Problem requirements - Report back each line of the records that contains the string "vilken".
*** Provided material ***
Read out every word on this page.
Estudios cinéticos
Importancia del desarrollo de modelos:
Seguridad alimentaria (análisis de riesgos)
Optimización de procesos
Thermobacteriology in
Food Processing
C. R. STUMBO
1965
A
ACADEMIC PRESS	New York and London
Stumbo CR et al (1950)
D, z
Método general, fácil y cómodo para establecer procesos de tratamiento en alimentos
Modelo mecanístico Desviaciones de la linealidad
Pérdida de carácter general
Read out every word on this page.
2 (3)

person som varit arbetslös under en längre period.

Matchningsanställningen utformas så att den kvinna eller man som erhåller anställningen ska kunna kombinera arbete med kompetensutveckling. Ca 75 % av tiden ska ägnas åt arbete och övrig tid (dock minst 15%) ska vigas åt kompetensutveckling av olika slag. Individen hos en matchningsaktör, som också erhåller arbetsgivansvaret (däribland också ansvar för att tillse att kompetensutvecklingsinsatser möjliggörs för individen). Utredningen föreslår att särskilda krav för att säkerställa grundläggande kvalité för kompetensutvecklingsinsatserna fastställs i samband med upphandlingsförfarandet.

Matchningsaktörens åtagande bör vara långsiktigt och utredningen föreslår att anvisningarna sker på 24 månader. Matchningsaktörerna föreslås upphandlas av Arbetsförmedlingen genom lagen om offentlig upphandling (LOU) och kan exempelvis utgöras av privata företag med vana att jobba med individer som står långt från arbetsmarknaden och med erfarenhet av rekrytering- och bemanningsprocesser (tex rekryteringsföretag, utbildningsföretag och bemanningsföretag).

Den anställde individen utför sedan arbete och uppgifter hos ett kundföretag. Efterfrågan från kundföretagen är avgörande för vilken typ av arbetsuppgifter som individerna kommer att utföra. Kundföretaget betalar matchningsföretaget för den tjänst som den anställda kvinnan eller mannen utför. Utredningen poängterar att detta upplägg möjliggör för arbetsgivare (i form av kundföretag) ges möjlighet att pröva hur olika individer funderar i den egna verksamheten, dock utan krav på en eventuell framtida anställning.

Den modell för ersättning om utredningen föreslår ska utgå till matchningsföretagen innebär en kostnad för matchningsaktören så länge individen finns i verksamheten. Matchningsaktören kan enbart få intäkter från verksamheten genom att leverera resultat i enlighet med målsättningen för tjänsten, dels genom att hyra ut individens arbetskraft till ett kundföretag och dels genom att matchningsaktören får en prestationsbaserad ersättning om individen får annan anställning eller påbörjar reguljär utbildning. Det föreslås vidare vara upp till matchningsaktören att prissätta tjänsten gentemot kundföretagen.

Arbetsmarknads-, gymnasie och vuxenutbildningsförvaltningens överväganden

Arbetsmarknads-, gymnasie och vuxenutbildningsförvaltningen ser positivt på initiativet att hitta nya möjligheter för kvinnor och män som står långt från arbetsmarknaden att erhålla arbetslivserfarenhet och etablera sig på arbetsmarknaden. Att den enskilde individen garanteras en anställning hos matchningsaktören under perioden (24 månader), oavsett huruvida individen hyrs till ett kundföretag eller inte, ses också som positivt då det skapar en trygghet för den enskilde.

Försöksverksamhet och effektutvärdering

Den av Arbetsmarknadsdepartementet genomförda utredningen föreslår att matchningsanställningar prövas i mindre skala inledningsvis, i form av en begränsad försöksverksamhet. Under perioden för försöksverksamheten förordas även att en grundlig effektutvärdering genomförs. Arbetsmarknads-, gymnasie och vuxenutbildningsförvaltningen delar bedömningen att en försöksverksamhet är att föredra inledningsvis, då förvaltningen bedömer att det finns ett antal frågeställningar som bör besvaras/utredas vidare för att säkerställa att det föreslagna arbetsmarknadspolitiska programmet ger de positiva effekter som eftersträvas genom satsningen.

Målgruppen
*** End of Provided material ***
*** Provided material ***
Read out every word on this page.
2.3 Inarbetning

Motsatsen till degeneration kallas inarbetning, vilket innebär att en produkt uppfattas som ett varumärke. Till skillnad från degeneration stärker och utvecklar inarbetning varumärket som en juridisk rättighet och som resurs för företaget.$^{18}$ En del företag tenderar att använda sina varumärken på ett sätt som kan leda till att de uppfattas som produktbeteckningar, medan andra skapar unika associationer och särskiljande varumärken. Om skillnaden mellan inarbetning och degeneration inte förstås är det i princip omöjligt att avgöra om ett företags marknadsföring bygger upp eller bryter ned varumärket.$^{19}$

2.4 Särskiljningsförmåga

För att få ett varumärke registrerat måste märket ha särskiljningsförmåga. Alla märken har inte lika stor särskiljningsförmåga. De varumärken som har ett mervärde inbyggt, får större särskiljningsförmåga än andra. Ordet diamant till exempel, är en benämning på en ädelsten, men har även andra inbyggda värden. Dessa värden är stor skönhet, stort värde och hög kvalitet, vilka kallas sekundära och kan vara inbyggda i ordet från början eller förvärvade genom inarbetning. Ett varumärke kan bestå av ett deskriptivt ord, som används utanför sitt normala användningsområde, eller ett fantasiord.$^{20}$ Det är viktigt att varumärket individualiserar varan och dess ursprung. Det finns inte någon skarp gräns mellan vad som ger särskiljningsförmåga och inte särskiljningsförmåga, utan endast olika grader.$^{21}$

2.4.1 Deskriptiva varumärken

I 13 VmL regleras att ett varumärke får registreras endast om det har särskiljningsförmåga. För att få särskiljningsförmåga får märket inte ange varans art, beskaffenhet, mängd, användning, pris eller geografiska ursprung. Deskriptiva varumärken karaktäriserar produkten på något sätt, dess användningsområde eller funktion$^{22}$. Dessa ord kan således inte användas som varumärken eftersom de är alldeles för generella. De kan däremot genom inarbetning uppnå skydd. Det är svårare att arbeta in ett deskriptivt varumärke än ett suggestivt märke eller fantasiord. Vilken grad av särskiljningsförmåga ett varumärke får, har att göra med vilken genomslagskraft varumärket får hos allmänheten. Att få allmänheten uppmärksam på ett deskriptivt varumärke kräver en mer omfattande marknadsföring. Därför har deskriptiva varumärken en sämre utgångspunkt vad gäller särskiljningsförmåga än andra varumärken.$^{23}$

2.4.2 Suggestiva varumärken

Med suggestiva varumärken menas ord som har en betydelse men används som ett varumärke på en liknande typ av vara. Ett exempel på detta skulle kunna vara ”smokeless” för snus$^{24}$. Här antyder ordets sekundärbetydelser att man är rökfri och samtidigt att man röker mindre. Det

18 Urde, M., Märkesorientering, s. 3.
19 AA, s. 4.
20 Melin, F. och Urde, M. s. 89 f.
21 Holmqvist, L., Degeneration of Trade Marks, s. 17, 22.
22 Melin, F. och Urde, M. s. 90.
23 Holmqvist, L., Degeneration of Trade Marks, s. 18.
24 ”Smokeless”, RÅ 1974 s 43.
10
*** End of Provided material ***
*** Provided material ***
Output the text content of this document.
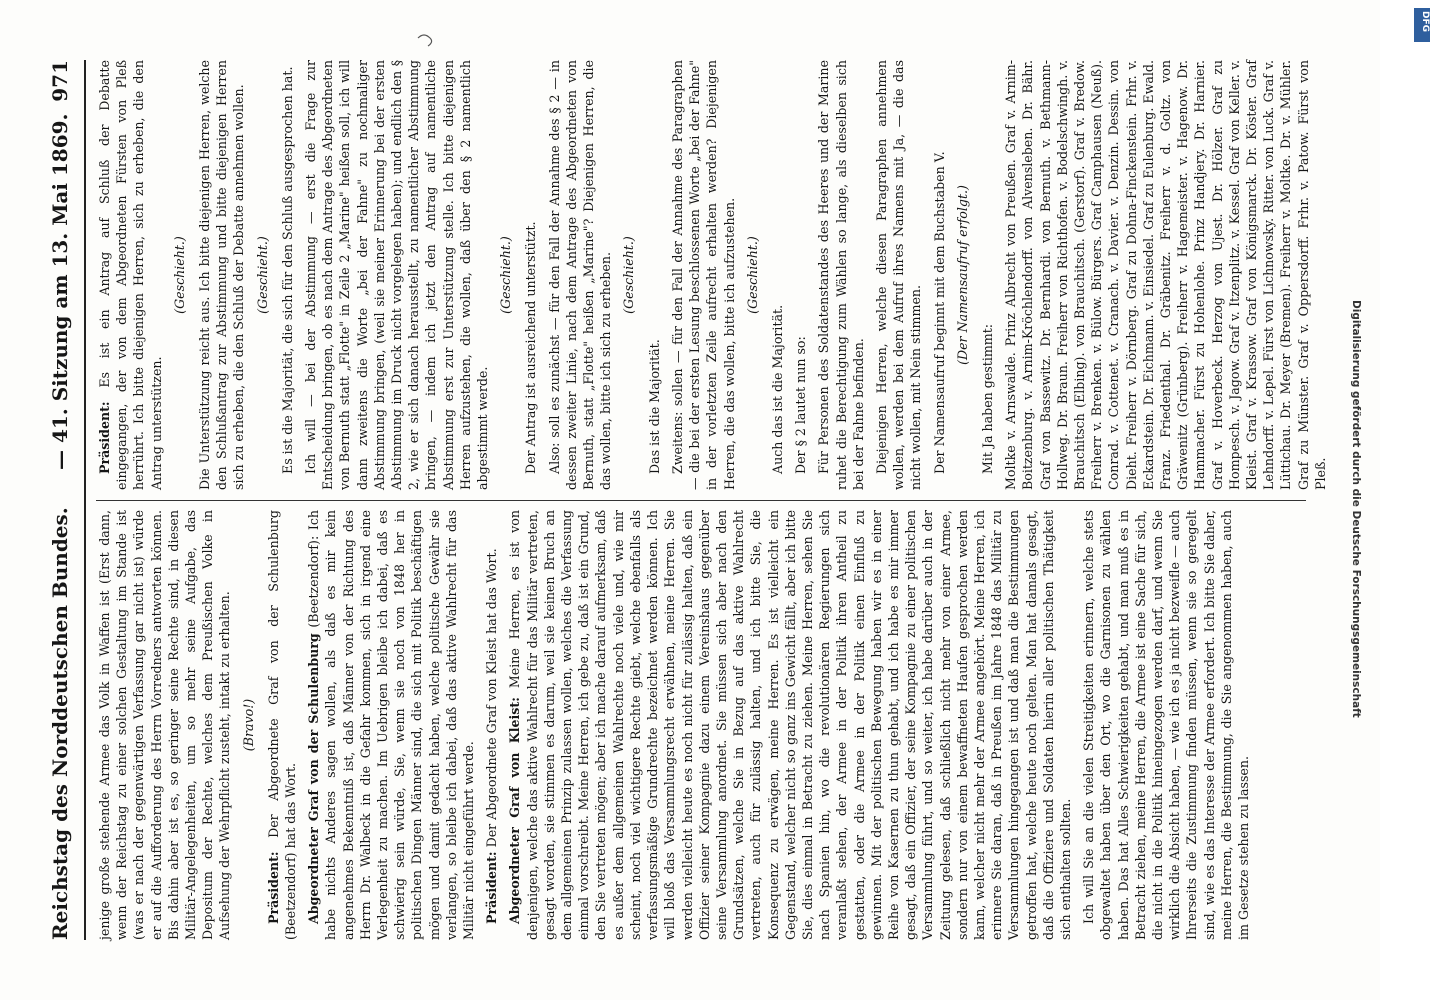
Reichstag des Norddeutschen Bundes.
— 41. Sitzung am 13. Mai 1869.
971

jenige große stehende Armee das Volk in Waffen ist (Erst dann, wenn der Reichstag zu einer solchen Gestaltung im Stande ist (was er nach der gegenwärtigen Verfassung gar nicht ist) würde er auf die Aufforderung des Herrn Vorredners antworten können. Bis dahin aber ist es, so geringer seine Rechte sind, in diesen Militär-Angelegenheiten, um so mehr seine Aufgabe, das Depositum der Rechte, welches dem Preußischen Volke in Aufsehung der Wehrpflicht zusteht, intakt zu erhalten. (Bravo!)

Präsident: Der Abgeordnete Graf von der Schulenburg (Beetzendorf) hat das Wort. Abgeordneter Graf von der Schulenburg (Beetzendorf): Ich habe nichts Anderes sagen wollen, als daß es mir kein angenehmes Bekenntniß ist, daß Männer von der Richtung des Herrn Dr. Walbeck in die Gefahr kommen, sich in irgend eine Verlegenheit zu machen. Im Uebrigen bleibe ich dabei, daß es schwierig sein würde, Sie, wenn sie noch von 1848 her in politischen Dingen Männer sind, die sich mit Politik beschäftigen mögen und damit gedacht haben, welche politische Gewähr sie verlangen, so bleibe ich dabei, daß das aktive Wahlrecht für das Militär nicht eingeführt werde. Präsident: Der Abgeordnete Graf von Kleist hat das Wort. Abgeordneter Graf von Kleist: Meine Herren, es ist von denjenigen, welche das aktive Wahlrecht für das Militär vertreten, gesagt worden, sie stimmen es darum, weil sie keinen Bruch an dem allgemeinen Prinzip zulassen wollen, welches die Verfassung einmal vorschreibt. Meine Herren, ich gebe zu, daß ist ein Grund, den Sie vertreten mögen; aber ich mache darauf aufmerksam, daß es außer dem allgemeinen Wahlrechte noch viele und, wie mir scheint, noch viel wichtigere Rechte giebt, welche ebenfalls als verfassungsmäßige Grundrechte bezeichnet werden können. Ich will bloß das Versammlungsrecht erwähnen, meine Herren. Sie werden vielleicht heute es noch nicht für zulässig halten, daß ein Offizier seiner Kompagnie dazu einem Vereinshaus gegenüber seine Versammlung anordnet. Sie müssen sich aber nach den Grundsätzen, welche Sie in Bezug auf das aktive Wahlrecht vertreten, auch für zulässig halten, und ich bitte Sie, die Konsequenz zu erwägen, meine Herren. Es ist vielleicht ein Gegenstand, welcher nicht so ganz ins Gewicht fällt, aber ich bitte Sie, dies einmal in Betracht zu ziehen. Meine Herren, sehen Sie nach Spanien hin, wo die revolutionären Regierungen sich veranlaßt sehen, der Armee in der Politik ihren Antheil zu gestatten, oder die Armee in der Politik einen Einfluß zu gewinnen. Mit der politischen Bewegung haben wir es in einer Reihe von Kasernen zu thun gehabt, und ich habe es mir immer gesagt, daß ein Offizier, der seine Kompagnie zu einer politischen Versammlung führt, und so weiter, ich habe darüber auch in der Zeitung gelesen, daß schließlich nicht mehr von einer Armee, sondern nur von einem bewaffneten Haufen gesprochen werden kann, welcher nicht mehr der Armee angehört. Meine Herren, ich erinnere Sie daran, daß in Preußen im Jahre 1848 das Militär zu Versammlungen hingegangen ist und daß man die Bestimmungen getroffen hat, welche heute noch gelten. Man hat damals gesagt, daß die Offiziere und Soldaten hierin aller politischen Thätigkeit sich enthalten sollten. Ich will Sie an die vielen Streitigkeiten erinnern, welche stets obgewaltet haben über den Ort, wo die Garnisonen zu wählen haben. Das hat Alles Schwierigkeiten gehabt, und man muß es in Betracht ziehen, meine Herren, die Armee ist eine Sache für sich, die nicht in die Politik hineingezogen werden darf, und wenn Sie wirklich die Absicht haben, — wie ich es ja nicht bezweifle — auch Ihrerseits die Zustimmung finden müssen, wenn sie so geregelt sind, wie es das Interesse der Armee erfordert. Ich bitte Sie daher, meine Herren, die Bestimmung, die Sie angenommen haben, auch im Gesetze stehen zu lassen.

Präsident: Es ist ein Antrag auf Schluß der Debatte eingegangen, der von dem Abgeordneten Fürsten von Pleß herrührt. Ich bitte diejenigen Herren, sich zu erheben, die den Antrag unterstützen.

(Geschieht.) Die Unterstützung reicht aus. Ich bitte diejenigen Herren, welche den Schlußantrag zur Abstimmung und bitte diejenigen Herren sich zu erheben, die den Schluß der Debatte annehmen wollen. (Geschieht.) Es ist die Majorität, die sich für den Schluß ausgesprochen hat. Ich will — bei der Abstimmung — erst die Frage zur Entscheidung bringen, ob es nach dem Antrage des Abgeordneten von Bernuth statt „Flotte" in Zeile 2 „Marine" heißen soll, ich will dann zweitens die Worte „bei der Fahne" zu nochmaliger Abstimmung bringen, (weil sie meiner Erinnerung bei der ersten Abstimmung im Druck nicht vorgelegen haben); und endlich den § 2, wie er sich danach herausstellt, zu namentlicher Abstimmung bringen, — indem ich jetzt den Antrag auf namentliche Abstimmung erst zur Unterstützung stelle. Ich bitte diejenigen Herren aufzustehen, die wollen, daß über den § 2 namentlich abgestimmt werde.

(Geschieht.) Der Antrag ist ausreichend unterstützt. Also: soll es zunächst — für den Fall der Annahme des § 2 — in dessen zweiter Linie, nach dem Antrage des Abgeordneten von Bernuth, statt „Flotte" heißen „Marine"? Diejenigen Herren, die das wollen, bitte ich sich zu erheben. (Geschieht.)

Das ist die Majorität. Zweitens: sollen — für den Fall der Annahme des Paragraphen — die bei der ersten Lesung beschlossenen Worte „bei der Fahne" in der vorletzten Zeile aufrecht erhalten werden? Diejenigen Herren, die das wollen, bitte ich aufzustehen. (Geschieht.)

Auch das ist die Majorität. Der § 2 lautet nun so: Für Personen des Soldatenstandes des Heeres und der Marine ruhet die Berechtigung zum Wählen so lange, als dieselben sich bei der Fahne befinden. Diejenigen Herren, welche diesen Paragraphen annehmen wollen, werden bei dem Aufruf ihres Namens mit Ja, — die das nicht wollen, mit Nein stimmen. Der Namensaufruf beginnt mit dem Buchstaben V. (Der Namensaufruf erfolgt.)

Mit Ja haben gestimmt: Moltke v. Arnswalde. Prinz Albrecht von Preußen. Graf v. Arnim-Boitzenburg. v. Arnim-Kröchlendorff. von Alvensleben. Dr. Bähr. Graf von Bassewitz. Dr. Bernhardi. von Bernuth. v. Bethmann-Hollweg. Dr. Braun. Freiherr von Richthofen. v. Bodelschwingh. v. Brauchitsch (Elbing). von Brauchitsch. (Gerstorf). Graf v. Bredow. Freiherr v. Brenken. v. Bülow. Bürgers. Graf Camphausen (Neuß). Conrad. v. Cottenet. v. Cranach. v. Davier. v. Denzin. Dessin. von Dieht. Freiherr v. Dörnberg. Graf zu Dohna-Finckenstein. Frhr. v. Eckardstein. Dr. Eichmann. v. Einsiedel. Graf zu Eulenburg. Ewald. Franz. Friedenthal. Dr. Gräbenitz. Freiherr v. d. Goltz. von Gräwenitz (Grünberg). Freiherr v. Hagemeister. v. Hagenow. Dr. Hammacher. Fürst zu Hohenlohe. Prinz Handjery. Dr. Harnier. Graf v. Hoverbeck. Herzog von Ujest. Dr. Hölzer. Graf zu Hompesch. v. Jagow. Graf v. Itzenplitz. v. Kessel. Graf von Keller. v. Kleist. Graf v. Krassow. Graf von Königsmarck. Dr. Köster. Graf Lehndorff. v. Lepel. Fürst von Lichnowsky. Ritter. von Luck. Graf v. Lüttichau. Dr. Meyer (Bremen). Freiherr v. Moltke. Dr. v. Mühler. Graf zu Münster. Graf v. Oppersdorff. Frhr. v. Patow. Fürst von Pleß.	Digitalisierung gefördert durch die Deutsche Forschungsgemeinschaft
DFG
*** End of Provided material ***
Answer to the exercise -
Den anställde individen utför sedan arbete och uppgifter hos ett kundföretag. Efterfrågan från kundföretagen är avgörande för vilken typ av arbetsuppgifter som individerna kommer att utföra. Kundföretaget betalar matchningsföretaget för den tjänst som den anställda kvinnan eller mannen utför. Utredningen poängterar att detta upplägg möjliggör för arbetsgivare (i form av kundföretag) ges möjlighet att pröva hur olika individer funderar i den egna verksamheten, dock utan krav på en eventuell framtida anställning.
I 13 VmL regleras att ett varumärke får registreras endast om det har särskiljningsförmåga. För att få särskiljningsförmåga får märket inte ange varans art, beskaffenhet, mängd, användning, pris eller geografiska ursprung. Deskriptiva varumärken karaktäriserar produkten på något sätt, dess användningsområde eller funktion$^{22}$. Dessa ord kan således inte användas som varumärken eftersom de är alldeles för generella. De kan däremot genom inarbetning uppnå skydd. Det är svårare att arbeta in ett deskriptivt varumärke än ett suggestivt märke eller fantasiord. Vilken grad av särskiljningsförmåga ett varumärke får, har att göra med vilken genomslagskraft varumärket får hos allmänheten. Att få allmänheten uppmärksam på ett deskriptivt varumärke kräver en mer omfattande marknadsföring. Därför har deskriptiva varumärken en sämre utgångspunkt vad gäller särskiljningsförmåga än andra varumärken.$^{23}$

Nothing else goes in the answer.